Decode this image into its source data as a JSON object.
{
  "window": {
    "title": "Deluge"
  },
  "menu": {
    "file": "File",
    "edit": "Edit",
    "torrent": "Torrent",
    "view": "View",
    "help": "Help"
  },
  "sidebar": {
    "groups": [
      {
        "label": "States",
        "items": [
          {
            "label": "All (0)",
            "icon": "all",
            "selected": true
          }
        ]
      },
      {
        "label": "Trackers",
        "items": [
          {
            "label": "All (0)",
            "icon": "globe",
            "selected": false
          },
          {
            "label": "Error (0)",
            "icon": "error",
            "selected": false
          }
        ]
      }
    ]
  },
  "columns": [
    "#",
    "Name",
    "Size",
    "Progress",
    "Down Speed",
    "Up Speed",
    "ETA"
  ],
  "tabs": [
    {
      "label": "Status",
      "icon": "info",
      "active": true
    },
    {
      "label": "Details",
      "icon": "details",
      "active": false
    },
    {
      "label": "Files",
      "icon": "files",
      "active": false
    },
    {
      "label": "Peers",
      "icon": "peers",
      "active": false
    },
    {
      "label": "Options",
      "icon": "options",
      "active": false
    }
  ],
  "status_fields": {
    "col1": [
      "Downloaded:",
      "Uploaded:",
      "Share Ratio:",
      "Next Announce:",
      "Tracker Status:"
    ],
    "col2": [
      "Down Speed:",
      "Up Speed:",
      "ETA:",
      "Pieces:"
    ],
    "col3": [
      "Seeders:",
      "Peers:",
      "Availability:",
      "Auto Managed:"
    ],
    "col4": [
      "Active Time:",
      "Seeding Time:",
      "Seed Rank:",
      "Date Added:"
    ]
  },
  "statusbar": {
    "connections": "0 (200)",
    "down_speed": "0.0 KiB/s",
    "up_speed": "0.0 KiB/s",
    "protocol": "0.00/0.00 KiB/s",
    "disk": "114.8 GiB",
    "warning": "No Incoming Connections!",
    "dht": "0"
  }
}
######
[Given request]
Copy the data above in full, character for character.

[Correct result]
Decode this image into its source data as a JSON object.
{
  "window": {
    "title": "Deluge"
  },
  "menu": {
    "file": "File",
    "edit": "Edit",
    "torrent": "Torrent",
    "view": "View",
    "help": "Help"
  },
  "sidebar": {
    "groups": [
      {
        "label": "States",
        "items": [
          {
            "label": "All (0)",
            "icon": "all",
            "selected": true
          }
        ]
      },
      {
        "label": "Trackers",
        "items": [
          {
            "label": "All (0)",
            "icon": "globe",
            "selected": false
          },
          {
            "label": "Error (0)",
            "icon": "error",
            "selected": false
          }
        ]
      }
    ]
  },
  "columns": [
    "#",
    "Name",
    "Size",
    "Progress",
    "Down Speed",
    "Up Speed",
    "ETA"
  ],
  "tabs": [
    {
      "label": "Status",
      "icon": "info",
      "active": true
    },
    {
      "label": "Details",
      "icon": "details",
      "active": false
    },
    {
      "label": "Files",
      "icon": "files",
      "active": false
    },
    {
      "label": "Peers",
      "icon": "peers",
      "active": false
    },
    {
      "label": "Options",
      "icon": "options",
      "active": false
    }
  ],
  "status_fields": {
    "col1": [
      "Downloaded:",
      "Uploaded:",
      "Share Ratio:",
      "Next Announce:",
      "Tracker Status:"
    ],
    "col2": [
      "Down Speed:",
      "Up Speed:",
      "ETA:",
      "Pieces:"
    ],
    "col3": [
      "Seeders:",
      "Peers:",
      "Availability:",
      "Auto Managed:"
    ],
    "col4": [
      "Active Time:",
      "Seeding Time:",
      "Seed Rank:",
      "Date Added:"
    ]
  },
  "statusbar": {
    "connections": "0 (200)",
    "down_speed": "0.0 KiB/s",
    "up_speed": "0.0 KiB/s",
    "protocol": "0.00/0.00 KiB/s",
    "disk": "114.8 GiB",
    "warning": "No Incoming Connections!",
    "dht": "0"
  }
}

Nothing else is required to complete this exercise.